### [Directions]
Extract each line of the data below exactly as written.

--- begin Task material ---

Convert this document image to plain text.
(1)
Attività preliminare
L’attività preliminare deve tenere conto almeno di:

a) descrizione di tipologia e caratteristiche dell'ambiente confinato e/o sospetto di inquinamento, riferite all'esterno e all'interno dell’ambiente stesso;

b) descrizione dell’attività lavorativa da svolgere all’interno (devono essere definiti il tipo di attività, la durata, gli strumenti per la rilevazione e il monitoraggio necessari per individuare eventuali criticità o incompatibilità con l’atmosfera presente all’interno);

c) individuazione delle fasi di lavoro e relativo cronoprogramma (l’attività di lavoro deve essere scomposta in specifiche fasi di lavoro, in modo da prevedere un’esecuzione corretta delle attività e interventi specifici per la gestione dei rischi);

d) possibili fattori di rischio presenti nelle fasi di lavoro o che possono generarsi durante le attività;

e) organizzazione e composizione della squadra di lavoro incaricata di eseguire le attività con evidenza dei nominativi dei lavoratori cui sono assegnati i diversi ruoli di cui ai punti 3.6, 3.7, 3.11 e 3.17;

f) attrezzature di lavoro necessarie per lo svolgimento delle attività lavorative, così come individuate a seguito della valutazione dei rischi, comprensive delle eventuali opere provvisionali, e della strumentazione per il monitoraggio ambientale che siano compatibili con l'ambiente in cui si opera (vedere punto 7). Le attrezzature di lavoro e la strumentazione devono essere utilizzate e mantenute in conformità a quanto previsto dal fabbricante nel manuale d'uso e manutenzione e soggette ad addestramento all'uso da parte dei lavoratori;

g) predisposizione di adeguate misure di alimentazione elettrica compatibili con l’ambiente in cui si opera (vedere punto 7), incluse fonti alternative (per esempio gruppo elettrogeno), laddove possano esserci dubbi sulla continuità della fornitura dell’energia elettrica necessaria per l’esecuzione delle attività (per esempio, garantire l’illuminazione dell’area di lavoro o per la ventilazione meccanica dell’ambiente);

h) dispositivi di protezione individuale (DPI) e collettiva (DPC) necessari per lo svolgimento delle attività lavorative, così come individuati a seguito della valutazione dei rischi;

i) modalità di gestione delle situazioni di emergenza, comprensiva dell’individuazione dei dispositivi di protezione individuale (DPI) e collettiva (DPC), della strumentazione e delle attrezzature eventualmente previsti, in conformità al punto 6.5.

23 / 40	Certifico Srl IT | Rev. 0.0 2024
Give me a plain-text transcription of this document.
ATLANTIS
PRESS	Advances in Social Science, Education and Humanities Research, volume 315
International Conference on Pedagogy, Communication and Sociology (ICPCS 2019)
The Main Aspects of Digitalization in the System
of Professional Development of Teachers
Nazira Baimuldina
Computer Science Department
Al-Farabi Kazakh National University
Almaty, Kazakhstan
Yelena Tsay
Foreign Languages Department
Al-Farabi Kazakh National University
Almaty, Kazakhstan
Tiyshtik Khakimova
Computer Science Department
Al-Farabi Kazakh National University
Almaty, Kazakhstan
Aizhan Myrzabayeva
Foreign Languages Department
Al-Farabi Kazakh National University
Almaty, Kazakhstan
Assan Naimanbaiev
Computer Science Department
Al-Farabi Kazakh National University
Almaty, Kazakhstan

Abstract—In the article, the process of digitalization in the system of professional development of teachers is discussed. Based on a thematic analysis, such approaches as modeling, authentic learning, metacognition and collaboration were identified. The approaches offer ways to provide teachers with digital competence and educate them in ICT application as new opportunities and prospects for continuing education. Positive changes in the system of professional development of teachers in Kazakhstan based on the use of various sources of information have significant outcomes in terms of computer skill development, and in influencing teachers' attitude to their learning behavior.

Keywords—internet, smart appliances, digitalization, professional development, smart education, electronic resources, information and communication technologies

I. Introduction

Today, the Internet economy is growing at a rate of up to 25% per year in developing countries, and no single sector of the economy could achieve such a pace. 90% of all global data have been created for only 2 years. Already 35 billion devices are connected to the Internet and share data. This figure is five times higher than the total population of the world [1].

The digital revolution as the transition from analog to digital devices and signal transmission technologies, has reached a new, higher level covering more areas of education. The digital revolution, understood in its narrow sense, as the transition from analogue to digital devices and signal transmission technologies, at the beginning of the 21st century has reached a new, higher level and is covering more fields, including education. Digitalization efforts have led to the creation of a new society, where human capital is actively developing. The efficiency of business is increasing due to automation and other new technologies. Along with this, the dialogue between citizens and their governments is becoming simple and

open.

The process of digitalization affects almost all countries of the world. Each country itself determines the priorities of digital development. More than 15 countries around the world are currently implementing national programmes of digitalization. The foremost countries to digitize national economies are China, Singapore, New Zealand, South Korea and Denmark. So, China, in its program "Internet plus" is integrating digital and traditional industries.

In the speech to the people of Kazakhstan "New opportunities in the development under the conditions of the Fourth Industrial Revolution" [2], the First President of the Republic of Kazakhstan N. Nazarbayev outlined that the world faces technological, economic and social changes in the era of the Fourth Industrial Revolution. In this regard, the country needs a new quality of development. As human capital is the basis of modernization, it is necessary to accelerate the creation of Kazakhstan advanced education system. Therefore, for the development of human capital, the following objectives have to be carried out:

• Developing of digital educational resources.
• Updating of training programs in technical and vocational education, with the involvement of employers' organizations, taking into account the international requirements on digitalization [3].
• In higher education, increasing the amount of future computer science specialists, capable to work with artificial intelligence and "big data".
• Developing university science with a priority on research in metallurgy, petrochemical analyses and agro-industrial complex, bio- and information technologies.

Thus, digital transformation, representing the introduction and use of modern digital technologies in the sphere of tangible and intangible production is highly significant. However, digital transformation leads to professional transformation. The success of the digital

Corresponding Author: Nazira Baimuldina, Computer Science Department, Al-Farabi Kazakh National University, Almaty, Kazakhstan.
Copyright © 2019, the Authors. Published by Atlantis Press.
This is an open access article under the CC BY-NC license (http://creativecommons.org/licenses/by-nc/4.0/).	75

--- end Task material ---

### [Exercise answer]
Convert this document image to plain text.
(1)
Attività preliminare
L’attività preliminare deve tenere conto almeno di:

a) descrizione di tipologia e caratteristiche dell'ambiente confinato e/o sospetto di inquinamento, riferite all'esterno e all'interno dell’ambiente stesso;

b) descrizione dell’attività lavorativa da svolgere all’interno (devono essere definiti il tipo di attività, la durata, gli strumenti per la rilevazione e il monitoraggio necessari per individuare eventuali criticità o incompatibilità con l’atmosfera presente all’interno);

c) individuazione delle fasi di lavoro e relativo cronoprogramma (l’attività di lavoro deve essere scomposta in specifiche fasi di lavoro, in modo da prevedere un’esecuzione corretta delle attività e interventi specifici per la gestione dei rischi);

d) possibili fattori di rischio presenti nelle fasi di lavoro o che possono generarsi durante le attività;

e) organizzazione e composizione della squadra di lavoro incaricata di eseguire le attività con evidenza dei nominativi dei lavoratori cui sono assegnati i diversi ruoli di cui ai punti 3.6, 3.7, 3.11 e 3.17;

f) attrezzature di lavoro necessarie per lo svolgimento delle attività lavorative, così come individuate a seguito della valutazione dei rischi, comprensive delle eventuali opere provvisionali, e della strumentazione per il monitoraggio ambientale che siano compatibili con l'ambiente in cui si opera (vedere punto 7). Le attrezzature di lavoro e la strumentazione devono essere utilizzate e mantenute in conformità a quanto previsto dal fabbricante nel manuale d'uso e manutenzione e soggette ad addestramento all'uso da parte dei lavoratori;

g) predisposizione di adeguate misure di alimentazione elettrica compatibili con l’ambiente in cui si opera (vedere punto 7), incluse fonti alternative (per esempio gruppo elettrogeno), laddove possano esserci dubbi sulla continuità della fornitura dell’energia elettrica necessaria per l’esecuzione delle attività (per esempio, garantire l’illuminazione dell’area di lavoro o per la ventilazione meccanica dell’ambiente);

h) dispositivi di protezione individuale (DPI) e collettiva (DPC) necessari per lo svolgimento delle attività lavorative, così come individuati a seguito della valutazione dei rischi;

i) modalità di gestione delle situazioni di emergenza, comprensiva dell’individuazione dei dispositivi di protezione individuale (DPI) e collettiva (DPC), della strumentazione e delle attrezzature eventualmente previsti, in conformità al punto 6.5.

23 / 40	Certifico Srl IT | Rev. 0.0 2024
Give me a plain-text transcription of this document.
ATLANTIS
PRESS	Advances in Social Science, Education and Humanities Research, volume 315
International Conference on Pedagogy, Communication and Sociology (ICPCS 2019)
The Main Aspects of Digitalization in the System
of Professional Development of Teachers
Nazira Baimuldina
Computer Science Department
Al-Farabi Kazakh National University
Almaty, Kazakhstan
Yelena Tsay
Foreign Languages Department
Al-Farabi Kazakh National University
Almaty, Kazakhstan
Tiyshtik Khakimova
Computer Science Department
Al-Farabi Kazakh National University
Almaty, Kazakhstan
Aizhan Myrzabayeva
Foreign Languages Department
Al-Farabi Kazakh National University
Almaty, Kazakhstan
Assan Naimanbaiev
Computer Science Department
Al-Farabi Kazakh National University
Almaty, Kazakhstan

Abstract—In the article, the process of digitalization in the system of professional development of teachers is discussed. Based on a thematic analysis, such approaches as modeling, authentic learning, metacognition and collaboration were identified. The approaches offer ways to provide teachers with digital competence and educate them in ICT application as new opportunities and prospects for continuing education. Positive changes in the system of professional development of teachers in Kazakhstan based on the use of various sources of information have significant outcomes in terms of computer skill development, and in influencing teachers' attitude to their learning behavior.

Keywords—internet, smart appliances, digitalization, professional development, smart education, electronic resources, information and communication technologies

I. Introduction

Today, the Internet economy is growing at a rate of up to 25% per year in developing countries, and no single sector of the economy could achieve such a pace. 90% of all global data have been created for only 2 years. Already 35 billion devices are connected to the Internet and share data. This figure is five times higher than the total population of the world [1].

The digital revolution as the transition from analog to digital devices and signal transmission technologies, has reached a new, higher level covering more areas of education. The digital revolution, understood in its narrow sense, as the transition from analogue to digital devices and signal transmission technologies, at the beginning of the 21st century has reached a new, higher level and is covering more fields, including education. Digitalization efforts have led to the creation of a new society, where human capital is actively developing. The efficiency of business is increasing due to automation and other new technologies. Along with this, the dialogue between citizens and their governments is becoming simple and

open.

The process of digitalization affects almost all countries of the world. Each country itself determines the priorities of digital development. More than 15 countries around the world are currently implementing national programmes of digitalization. The foremost countries to digitize national economies are China, Singapore, New Zealand, South Korea and Denmark. So, China, in its program "Internet plus" is integrating digital and traditional industries.

In the speech to the people of Kazakhstan "New opportunities in the development under the conditions of the Fourth Industrial Revolution" [2], the First President of the Republic of Kazakhstan N. Nazarbayev outlined that the world faces technological, economic and social changes in the era of the Fourth Industrial Revolution. In this regard, the country needs a new quality of development. As human capital is the basis of modernization, it is necessary to accelerate the creation of Kazakhstan advanced education system. Therefore, for the development of human capital, the following objectives have to be carried out:

• Developing of digital educational resources.
• Updating of training programs in technical and vocational education, with the involvement of employers' organizations, taking into account the international requirements on digitalization [3].
• In higher education, increasing the amount of future computer science specialists, capable to work with artificial intelligence and "big data".
• Developing university science with a priority on research in metallurgy, petrochemical analyses and agro-industrial complex, bio- and information technologies.

Thus, digital transformation, representing the introduction and use of modern digital technologies in the sphere of tangible and intangible production is highly significant. However, digital transformation leads to professional transformation. The success of the digital

Corresponding Author: Nazira Baimuldina, Computer Science Department, Al-Farabi Kazakh National University, Almaty, Kazakhstan.
Copyright © 2019, the Authors. Published by Atlantis Press.
This is an open access article under the CC BY-NC license (http://creativecommons.org/licenses/by-nc/4.0/).	75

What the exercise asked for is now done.